====== Task material

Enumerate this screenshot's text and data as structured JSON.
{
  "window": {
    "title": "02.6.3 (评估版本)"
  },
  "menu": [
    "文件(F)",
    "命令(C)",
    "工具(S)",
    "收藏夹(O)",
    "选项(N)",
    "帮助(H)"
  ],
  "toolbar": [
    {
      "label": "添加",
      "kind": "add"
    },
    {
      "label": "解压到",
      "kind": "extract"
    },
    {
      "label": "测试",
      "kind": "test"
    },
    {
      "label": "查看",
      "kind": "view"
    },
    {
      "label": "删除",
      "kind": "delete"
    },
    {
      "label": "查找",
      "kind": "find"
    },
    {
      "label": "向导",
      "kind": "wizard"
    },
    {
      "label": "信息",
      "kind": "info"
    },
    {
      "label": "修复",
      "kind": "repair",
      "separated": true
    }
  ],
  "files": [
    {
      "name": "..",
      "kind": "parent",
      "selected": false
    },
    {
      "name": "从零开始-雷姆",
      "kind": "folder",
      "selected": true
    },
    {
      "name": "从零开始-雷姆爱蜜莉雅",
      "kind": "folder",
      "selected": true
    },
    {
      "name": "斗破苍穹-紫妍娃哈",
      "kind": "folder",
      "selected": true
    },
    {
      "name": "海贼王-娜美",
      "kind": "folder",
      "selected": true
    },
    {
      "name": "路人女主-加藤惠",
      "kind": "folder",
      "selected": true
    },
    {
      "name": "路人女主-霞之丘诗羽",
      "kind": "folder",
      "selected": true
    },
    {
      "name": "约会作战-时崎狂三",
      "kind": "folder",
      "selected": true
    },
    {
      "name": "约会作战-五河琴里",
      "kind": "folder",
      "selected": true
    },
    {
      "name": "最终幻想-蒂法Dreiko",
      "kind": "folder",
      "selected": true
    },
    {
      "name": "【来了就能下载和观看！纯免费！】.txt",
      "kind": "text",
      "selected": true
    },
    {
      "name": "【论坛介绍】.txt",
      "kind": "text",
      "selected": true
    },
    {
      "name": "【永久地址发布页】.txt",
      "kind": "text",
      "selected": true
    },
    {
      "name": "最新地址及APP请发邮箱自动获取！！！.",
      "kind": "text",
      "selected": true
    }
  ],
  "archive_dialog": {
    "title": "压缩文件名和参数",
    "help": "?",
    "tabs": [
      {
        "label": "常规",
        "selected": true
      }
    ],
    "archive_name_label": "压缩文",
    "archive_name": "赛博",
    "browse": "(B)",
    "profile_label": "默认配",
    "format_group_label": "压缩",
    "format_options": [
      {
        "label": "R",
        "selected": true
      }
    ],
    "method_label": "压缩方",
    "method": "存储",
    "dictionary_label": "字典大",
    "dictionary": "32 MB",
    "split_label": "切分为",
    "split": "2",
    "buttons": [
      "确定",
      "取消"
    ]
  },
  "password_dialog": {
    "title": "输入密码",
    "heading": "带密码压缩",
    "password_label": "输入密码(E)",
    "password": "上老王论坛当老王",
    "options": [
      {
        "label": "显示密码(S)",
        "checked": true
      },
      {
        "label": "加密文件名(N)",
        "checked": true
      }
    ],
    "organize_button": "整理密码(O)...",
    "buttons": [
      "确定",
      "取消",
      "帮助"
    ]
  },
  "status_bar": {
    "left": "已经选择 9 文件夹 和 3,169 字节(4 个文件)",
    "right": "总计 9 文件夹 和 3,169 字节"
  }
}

============

**Problem:** Repeat the data in its entirety, character for character.

**Exercise response:**
Enumerate this screenshot's text and data as structured JSON.
{
  "window": {
    "title": "02.6.3 (评估版本)"
  },
  "menu": [
    "文件(F)",
    "命令(C)",
    "工具(S)",
    "收藏夹(O)",
    "选项(N)",
    "帮助(H)"
  ],
  "toolbar": [
    {
      "label": "添加",
      "kind": "add"
    },
    {
      "label": "解压到",
      "kind": "extract"
    },
    {
      "label": "测试",
      "kind": "test"
    },
    {
      "label": "查看",
      "kind": "view"
    },
    {
      "label": "删除",
      "kind": "delete"
    },
    {
      "label": "查找",
      "kind": "find"
    },
    {
      "label": "向导",
      "kind": "wizard"
    },
    {
      "label": "信息",
      "kind": "info"
    },
    {
      "label": "修复",
      "kind": "repair",
      "separated": true
    }
  ],
  "files": [
    {
      "name": "..",
      "kind": "parent",
      "selected": false
    },
    {
      "name": "从零开始-雷姆",
      "kind": "folder",
      "selected": true
    },
    {
      "name": "从零开始-雷姆爱蜜莉雅",
      "kind": "folder",
      "selected": true
    },
    {
      "name": "斗破苍穹-紫妍娃哈",
      "kind": "folder",
      "selected": true
    },
    {
      "name": "海贼王-娜美",
      "kind": "folder",
      "selected": true
    },
    {
      "name": "路人女主-加藤惠",
      "kind": "folder",
      "selected": true
    },
    {
      "name": "路人女主-霞之丘诗羽",
      "kind": "folder",
      "selected": true
    },
    {
      "name": "约会作战-时崎狂三",
      "kind": "folder",
      "selected": true
    },
    {
      "name": "约会作战-五河琴里",
      "kind": "folder",
      "selected": true
    },
    {
      "name": "最终幻想-蒂法Dreiko",
      "kind": "folder",
      "selected": true
    },
    {
      "name": "【来了就能下载和观看！纯免费！】.txt",
      "kind": "text",
      "selected": true
    },
    {
      "name": "【论坛介绍】.txt",
      "kind": "text",
      "selected": true
    },
    {
      "name": "【永久地址发布页】.txt",
      "kind": "text",
      "selected": true
    },
    {
      "name": "最新地址及APP请发邮箱自动获取！！！.",
      "kind": "text",
      "selected": true
    }
  ],
  "archive_dialog": {
    "title": "压缩文件名和参数",
    "help": "?",
    "tabs": [
      {
        "label": "常规",
        "selected": true
      }
    ],
    "archive_name_label": "压缩文",
    "archive_name": "赛博",
    "browse": "(B)",
    "profile_label": "默认配",
    "format_group_label": "压缩",
    "format_options": [
      {
        "label": "R",
        "selected": true
      }
    ],
    "method_label": "压缩方",
    "method": "存储",
    "dictionary_label": "字典大",
    "dictionary": "32 MB",
    "split_label": "切分为",
    "split": "2",
    "buttons": [
      "确定",
      "取消"
    ]
  },
  "password_dialog": {
    "title": "输入密码",
    "heading": "带密码压缩",
    "password_label": "输入密码(E)",
    "password": "上老王论坛当老王",
    "options": [
      {
        "label": "显示密码(S)",
        "checked": true
      },
      {
        "label": "加密文件名(N)",
        "checked": true
      }
    ],
    "organize_button": "整理密码(O)...",
    "buttons": [
      "确定",
      "取消",
      "帮助"
    ]
  },
  "status_bar": {
    "left": "已经选择 9 文件夹 和 3,169 字节(4 个文件)",
    "right": "总计 9 文件夹 和 3,169 字节"
  }
}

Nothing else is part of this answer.